Collected data
════
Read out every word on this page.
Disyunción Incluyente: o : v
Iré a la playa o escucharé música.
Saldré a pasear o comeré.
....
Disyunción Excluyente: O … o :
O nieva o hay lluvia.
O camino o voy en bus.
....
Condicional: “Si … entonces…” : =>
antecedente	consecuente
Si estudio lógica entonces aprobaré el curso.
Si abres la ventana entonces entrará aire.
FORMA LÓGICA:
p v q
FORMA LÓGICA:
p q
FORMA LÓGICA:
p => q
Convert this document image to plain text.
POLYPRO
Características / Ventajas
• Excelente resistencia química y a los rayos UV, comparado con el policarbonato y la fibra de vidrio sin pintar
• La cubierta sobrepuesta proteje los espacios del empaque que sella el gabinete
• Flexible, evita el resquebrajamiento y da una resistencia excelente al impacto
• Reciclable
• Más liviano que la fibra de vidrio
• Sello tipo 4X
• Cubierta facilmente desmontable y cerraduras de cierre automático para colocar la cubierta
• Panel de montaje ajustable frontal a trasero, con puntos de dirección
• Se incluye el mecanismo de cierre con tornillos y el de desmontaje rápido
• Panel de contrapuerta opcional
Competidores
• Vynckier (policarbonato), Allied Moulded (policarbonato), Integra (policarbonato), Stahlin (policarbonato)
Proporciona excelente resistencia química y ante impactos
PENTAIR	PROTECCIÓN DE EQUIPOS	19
════
> **What you need to do**
Extract all lines that hold the word "this".

> **The reply**
Read out every word on this page.
Convert this document image to plain text.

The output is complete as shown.